### AIM
Write each record again exactly as it stands.

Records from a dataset
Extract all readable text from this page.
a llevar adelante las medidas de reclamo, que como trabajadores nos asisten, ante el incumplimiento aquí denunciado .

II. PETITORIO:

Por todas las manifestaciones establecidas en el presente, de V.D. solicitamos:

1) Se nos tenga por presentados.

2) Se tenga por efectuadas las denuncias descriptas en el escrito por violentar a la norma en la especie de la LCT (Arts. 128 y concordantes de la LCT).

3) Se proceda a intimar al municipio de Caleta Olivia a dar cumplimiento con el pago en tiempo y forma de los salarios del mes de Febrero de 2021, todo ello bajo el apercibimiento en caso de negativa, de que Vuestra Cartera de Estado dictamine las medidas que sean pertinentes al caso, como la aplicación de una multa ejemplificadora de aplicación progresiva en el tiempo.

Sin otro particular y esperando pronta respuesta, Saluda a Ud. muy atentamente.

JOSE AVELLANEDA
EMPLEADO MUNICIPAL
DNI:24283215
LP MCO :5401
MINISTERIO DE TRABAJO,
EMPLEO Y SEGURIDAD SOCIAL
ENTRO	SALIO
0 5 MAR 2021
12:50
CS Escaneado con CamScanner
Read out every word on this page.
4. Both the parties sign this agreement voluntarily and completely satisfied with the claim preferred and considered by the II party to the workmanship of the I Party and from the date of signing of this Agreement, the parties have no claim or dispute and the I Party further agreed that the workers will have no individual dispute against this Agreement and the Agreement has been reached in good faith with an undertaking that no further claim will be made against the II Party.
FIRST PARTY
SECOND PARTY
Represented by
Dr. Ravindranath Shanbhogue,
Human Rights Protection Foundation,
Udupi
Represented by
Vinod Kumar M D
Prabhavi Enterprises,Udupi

### CORRECT RESULT
Extract all readable text from this page.
a llevar adelante las medidas de reclamo, que como trabajadores nos asisten, ante el incumplimiento aquí denunciado .

II. PETITORIO:

Por todas las manifestaciones establecidas en el presente, de V.D. solicitamos:

1) Se nos tenga por presentados.

2) Se tenga por efectuadas las denuncias descriptas en el escrito por violentar a la norma en la especie de la LCT (Arts. 128 y concordantes de la LCT).

3) Se proceda a intimar al municipio de Caleta Olivia a dar cumplimiento con el pago en tiempo y forma de los salarios del mes de Febrero de 2021, todo ello bajo el apercibimiento en caso de negativa, de que Vuestra Cartera de Estado dictamine las medidas que sean pertinentes al caso, como la aplicación de una multa ejemplificadora de aplicación progresiva en el tiempo.

Sin otro particular y esperando pronta respuesta, Saluda a Ud. muy atentamente.

JOSE AVELLANEDA
EMPLEADO MUNICIPAL
DNI:24283215
LP MCO :5401
MINISTERIO DE TRABAJO,
EMPLEO Y SEGURIDAD SOCIAL
ENTRO	SALIO
0 5 MAR 2021
12:50
CS Escaneado con CamScanner
Read out every word on this page.
4. Both the parties sign this agreement voluntarily and completely satisfied with the claim preferred and considered by the II party to the workmanship of the I Party and from the date of signing of this Agreement, the parties have no claim or dispute and the I Party further agreed that the workers will have no individual dispute against this Agreement and the Agreement has been reached in good faith with an undertaking that no further claim will be made against the II Party.
FIRST PARTY
SECOND PARTY
Represented by
Dr. Ravindranath Shanbhogue,
Human Rights Protection Foundation,
Udupi
Represented by
Vinod Kumar M D
Prabhavi Enterprises,Udupi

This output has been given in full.